Start

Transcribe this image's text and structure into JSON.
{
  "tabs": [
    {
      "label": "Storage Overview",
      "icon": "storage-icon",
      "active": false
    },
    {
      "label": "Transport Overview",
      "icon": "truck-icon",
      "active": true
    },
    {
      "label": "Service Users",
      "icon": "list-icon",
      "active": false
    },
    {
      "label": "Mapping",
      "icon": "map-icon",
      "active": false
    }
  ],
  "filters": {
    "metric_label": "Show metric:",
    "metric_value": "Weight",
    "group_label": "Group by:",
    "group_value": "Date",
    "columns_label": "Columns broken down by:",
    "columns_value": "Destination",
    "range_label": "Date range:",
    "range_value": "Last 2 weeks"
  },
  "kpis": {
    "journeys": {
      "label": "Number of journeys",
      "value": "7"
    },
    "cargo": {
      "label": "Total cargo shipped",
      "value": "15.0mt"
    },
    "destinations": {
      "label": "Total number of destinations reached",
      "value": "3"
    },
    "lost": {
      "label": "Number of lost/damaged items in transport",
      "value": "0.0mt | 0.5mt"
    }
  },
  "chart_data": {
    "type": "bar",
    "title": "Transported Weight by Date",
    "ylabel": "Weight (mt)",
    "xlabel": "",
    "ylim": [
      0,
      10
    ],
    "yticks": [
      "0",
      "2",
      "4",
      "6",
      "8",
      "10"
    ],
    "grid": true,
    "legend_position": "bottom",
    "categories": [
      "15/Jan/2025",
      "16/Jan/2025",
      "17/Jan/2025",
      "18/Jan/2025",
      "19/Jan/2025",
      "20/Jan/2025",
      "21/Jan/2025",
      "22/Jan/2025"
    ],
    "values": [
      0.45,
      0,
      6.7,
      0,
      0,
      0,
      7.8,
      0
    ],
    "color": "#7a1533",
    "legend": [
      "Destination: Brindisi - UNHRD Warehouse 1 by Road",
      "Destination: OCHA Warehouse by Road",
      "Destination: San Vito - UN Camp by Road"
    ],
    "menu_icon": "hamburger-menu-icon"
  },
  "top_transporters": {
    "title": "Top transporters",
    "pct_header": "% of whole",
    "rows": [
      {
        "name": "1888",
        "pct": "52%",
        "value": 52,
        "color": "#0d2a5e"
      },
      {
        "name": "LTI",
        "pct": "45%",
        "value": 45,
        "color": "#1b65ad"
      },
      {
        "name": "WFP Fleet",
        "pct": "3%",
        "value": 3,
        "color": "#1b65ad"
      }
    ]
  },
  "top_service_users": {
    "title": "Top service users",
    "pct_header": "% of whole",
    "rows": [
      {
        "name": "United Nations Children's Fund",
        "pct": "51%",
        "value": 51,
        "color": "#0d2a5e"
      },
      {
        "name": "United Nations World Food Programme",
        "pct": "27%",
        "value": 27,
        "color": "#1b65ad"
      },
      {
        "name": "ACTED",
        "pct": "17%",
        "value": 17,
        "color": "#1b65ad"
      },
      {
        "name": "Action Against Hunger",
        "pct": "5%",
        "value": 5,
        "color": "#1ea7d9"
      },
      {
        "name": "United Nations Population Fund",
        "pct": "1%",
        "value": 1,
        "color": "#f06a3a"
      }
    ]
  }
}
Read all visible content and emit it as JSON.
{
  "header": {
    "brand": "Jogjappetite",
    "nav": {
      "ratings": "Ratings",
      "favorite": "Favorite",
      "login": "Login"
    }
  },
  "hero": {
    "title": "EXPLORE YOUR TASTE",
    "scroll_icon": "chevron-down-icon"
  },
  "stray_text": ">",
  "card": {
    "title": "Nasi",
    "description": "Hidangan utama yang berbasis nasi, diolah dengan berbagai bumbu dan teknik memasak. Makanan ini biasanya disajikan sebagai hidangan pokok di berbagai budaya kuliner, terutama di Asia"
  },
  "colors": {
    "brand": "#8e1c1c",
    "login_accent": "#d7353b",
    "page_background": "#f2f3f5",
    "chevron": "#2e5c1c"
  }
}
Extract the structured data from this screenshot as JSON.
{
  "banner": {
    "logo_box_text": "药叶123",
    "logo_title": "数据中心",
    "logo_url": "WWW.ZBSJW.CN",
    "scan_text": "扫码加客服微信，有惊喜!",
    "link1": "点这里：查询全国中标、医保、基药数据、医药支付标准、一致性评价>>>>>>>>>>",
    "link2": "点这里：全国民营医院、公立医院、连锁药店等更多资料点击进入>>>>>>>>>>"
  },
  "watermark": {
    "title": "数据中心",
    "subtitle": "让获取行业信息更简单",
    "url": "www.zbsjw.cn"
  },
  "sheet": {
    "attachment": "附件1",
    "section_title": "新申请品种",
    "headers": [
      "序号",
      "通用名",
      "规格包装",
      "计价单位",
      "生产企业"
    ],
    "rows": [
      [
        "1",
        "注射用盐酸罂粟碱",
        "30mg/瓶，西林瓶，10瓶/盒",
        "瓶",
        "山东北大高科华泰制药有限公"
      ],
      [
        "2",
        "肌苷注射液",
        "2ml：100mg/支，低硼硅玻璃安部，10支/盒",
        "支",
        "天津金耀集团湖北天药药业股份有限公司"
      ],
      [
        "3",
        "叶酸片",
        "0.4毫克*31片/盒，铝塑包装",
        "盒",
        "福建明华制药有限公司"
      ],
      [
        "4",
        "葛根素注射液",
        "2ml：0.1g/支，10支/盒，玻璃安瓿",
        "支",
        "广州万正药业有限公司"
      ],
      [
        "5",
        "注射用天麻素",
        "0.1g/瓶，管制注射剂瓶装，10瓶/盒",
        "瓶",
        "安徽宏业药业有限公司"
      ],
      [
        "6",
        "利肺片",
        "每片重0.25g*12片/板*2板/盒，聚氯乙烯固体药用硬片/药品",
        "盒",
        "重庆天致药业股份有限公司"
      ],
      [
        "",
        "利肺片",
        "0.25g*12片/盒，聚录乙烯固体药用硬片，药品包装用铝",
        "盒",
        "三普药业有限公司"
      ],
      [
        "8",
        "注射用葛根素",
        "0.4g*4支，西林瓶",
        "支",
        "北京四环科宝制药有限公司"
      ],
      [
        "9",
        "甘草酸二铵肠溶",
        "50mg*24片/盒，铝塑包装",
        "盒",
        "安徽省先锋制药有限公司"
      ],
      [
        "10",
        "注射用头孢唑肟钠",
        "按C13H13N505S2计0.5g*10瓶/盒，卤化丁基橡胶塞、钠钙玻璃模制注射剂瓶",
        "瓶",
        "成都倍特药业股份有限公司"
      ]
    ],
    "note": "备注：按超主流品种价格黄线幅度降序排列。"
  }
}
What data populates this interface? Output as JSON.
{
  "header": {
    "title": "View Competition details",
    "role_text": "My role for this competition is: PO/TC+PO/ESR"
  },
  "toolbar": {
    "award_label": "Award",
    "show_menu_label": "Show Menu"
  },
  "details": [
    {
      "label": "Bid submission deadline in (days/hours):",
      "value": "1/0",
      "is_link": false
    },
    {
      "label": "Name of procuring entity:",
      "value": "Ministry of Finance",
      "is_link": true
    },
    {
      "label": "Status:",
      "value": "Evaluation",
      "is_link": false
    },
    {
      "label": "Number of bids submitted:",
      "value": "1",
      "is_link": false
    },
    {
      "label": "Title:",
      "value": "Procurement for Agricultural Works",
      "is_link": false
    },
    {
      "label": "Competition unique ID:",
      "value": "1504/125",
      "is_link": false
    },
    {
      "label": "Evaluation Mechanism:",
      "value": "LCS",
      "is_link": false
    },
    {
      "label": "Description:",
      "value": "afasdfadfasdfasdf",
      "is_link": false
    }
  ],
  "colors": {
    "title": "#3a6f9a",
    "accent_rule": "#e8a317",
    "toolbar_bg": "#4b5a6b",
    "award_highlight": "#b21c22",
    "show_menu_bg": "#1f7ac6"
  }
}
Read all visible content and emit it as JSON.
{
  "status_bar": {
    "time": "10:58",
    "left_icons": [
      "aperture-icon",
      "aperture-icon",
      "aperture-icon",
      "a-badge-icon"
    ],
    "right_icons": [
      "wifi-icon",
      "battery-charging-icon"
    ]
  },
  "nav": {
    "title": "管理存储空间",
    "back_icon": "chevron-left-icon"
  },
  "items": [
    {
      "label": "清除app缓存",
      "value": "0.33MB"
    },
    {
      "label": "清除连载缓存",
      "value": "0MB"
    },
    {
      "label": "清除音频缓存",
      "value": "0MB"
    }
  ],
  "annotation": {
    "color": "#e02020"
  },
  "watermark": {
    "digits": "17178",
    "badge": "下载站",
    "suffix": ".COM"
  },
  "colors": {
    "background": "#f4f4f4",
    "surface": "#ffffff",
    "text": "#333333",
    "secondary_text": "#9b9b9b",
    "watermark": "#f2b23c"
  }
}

End

■ Short problem ■
Find the line containing "What data populates". Reproduce it exactly, along with every line after it through the last.

■ Result ■
What data populates this interface? Output as JSON.
{
  "header": {
    "title": "View Competition details",
    "role_text": "My role for this competition is: PO/TC+PO/ESR"
  },
  "toolbar": {
    "award_label": "Award",
    "show_menu_label": "Show Menu"
  },
  "details": [
    {
      "label": "Bid submission deadline in (days/hours):",
      "value": "1/0",
      "is_link": false
    },
    {
      "label": "Name of procuring entity:",
      "value": "Ministry of Finance",
      "is_link": true
    },
    {
      "label": "Status:",
      "value": "Evaluation",
      "is_link": false
    },
    {
      "label": "Number of bids submitted:",
      "value": "1",
      "is_link": false
    },
    {
      "label": "Title:",
      "value": "Procurement for Agricultural Works",
      "is_link": false
    },
    {
      "label": "Competition unique ID:",
      "value": "1504/125",
      "is_link": false
    },
    {
      "label": "Evaluation Mechanism:",
      "value": "LCS",
      "is_link": false
    },
    {
      "label": "Description:",
      "value": "afasdfadfasdfasdf",
      "is_link": false
    }
  ],
  "colors": {
    "title": "#3a6f9a",
    "accent_rule": "#e8a317",
    "toolbar_bg": "#4b5a6b",
    "award_highlight": "#b21c22",
    "show_menu_bg": "#1f7ac6"
  }
}
Read all visible content and emit it as JSON.
{
  "status_bar": {
    "time": "10:58",
    "left_icons": [
      "aperture-icon",
      "aperture-icon",
      "aperture-icon",
      "a-badge-icon"
    ],
    "right_icons": [
      "wifi-icon",
      "battery-charging-icon"
    ]
  },
  "nav": {
    "title": "管理存储空间",
    "back_icon": "chevron-left-icon"
  },
  "items": [
    {
      "label": "清除app缓存",
      "value": "0.33MB"
    },
    {
      "label": "清除连载缓存",
      "value": "0MB"
    },
    {
      "label": "清除音频缓存",
      "value": "0MB"
    }
  ],
  "annotation": {
    "color": "#e02020"
  },
  "watermark": {
    "digits": "17178",
    "badge": "下载站",
    "suffix": ".COM"
  },
  "colors": {
    "background": "#f4f4f4",
    "surface": "#ffffff",
    "text": "#333333",
    "secondary_text": "#9b9b9b",
    "watermark": "#f2b23c"
  }
}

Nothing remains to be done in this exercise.